(WORK TO BE COMPLETED) Count lines, not occurrences: give the number of lines holding the word "autre", and nothing besides.

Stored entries
· · · ·
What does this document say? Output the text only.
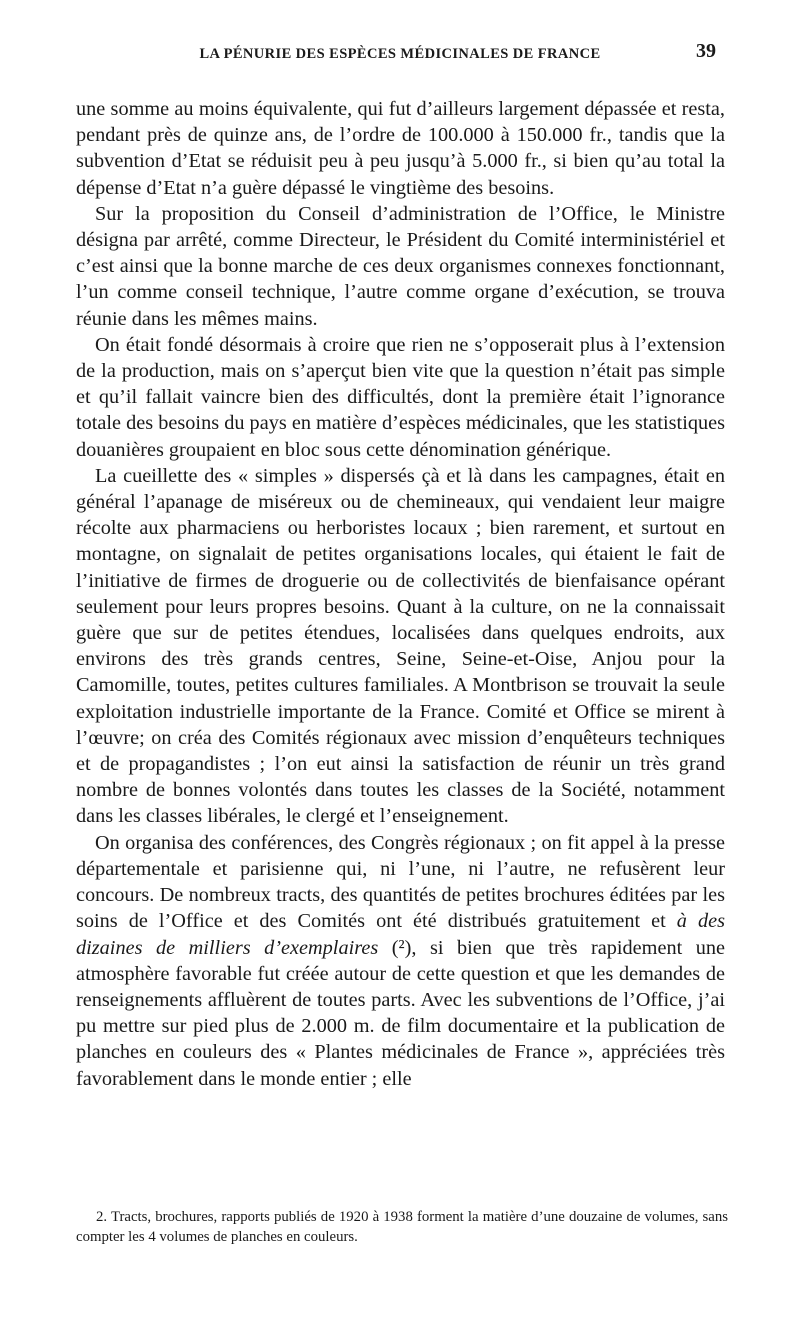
LA PÉNURIE DES ESPÈCES MÉDICINALES DE FRANCE	39

une somme au moins équivalente, qui fut d’ailleurs largement dépassée et resta, pendant près de quinze ans, de l’ordre de 100.000 à 150.000 fr., tandis que la subvention d’Etat se réduisit peu à peu jusqu’à 5.000 fr., si bien qu’au total la dépense d’Etat n’a guère dépassé le vingtième des besoins.

Sur la proposition du Conseil d’administration de l’Office, le Ministre désigna par arrêté, comme Directeur, le Président du Comité interministériel et c’est ainsi que la bonne marche de ces deux organismes connexes fonctionnant, l’un comme conseil technique, l’autre comme organe d’exécution, se trouva réunie dans les mêmes mains.

On était fondé désormais à croire que rien ne s’opposerait plus à l’extension de la production, mais on s’aperçut bien vite que la question n’était pas simple et qu’il fallait vaincre bien des difficultés, dont la première était l’ignorance totale des besoins du pays en matière d’espèces médicinales, que les statistiques douanières groupaient en bloc sous cette dénomination générique.

La cueillette des « simples » dispersés çà et là dans les campagnes, était en général l’apanage de miséreux ou de chemineaux, qui vendaient leur maigre récolte aux pharmaciens ou herboristes locaux ; bien rarement, et surtout en montagne, on signalait de petites organisations locales, qui étaient le fait de l’initiative de firmes de droguerie ou de collectivités de bienfaisance opérant seulement pour leurs propres besoins. Quant à la culture, on ne la connaissait guère que sur de petites étendues, localisées dans quelques endroits, aux environs des très grands centres, Seine, Seine-et-Oise, Anjou pour la Camomille, toutes, petites cultures familiales. A Montbrison se trouvait la seule exploitation industrielle importante de la France. Comité et Office se mirent à l’œuvre; on créa des Comités régionaux avec mission d’enquêteurs techniques et de propagandistes ; l’on eut ainsi la satisfaction de réunir un très grand nombre de bonnes volontés dans toutes les classes de la Société, notamment dans les classes libérales, le clergé et l’enseignement.

On organisa des conférences, des Congrès régionaux ; on fit appel à la presse départementale et parisienne qui, ni l’une, ni l’autre, ne refusèrent leur concours. De nombreux tracts, des quantités de petites brochures éditées par les soins de l’Office et des Comités ont été distribués gratuitement et à des dizaines de milliers d’exemplaires (²), si bien que très rapidement une atmosphère favorable fut créée autour de cette question et que les demandes de renseignements affluèrent de toutes parts. Avec les subventions de l’Office, j’ai pu mettre sur pied plus de 2.000 m. de film documentaire et la publication de planches en couleurs des « Plantes médicinales de France », appréciées très favorablement dans le monde entier ; elle

2. Tracts, brochures, rapports publiés de 1920 à 1938 forment la matière d’une douzaine de volumes, sans compter les 4 volumes de planches en couleurs.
· · · ·
(ANSWER) 2